**Problem statement**
Every line of the material that follows must be printed again exactly.

**Provided records**

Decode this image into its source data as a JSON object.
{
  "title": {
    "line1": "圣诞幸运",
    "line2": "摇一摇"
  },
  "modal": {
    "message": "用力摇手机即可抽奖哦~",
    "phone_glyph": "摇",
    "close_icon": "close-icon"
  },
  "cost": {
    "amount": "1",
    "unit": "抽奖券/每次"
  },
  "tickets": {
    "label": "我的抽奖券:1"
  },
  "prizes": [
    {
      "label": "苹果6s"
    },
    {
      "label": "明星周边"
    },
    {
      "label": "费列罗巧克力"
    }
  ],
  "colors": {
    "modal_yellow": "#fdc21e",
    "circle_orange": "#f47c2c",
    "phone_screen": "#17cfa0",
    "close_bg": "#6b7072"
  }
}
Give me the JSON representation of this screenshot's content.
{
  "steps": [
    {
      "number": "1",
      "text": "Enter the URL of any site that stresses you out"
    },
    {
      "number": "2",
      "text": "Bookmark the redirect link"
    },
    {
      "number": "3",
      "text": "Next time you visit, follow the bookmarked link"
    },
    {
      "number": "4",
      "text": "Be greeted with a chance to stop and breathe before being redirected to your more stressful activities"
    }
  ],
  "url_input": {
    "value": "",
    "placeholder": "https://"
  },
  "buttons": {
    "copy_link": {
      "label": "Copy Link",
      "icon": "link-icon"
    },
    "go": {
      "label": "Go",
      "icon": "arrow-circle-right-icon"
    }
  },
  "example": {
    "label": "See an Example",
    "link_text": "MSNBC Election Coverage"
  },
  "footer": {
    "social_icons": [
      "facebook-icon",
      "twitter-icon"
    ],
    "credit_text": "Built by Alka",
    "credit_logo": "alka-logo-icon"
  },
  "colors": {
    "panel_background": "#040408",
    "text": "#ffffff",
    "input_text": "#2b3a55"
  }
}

**Full output**
Decode this image into its source data as a JSON object.
{
  "title": {
    "line1": "圣诞幸运",
    "line2": "摇一摇"
  },
  "modal": {
    "message": "用力摇手机即可抽奖哦~",
    "phone_glyph": "摇",
    "close_icon": "close-icon"
  },
  "cost": {
    "amount": "1",
    "unit": "抽奖券/每次"
  },
  "tickets": {
    "label": "我的抽奖券:1"
  },
  "prizes": [
    {
      "label": "苹果6s"
    },
    {
      "label": "明星周边"
    },
    {
      "label": "费列罗巧克力"
    }
  ],
  "colors": {
    "modal_yellow": "#fdc21e",
    "circle_orange": "#f47c2c",
    "phone_screen": "#17cfa0",
    "close_bg": "#6b7072"
  }
}
Give me the JSON representation of this screenshot's content.
{
  "steps": [
    {
      "number": "1",
      "text": "Enter the URL of any site that stresses you out"
    },
    {
      "number": "2",
      "text": "Bookmark the redirect link"
    },
    {
      "number": "3",
      "text": "Next time you visit, follow the bookmarked link"
    },
    {
      "number": "4",
      "text": "Be greeted with a chance to stop and breathe before being redirected to your more stressful activities"
    }
  ],
  "url_input": {
    "value": "",
    "placeholder": "https://"
  },
  "buttons": {
    "copy_link": {
      "label": "Copy Link",
      "icon": "link-icon"
    },
    "go": {
      "label": "Go",
      "icon": "arrow-circle-right-icon"
    }
  },
  "example": {
    "label": "See an Example",
    "link_text": "MSNBC Election Coverage"
  },
  "footer": {
    "social_icons": [
      "facebook-icon",
      "twitter-icon"
    ],
    "credit_text": "Built by Alka",
    "credit_logo": "alka-logo-icon"
  },
  "colors": {
    "panel_background": "#040408",
    "text": "#ffffff",
    "input_text": "#2b3a55"
  }
}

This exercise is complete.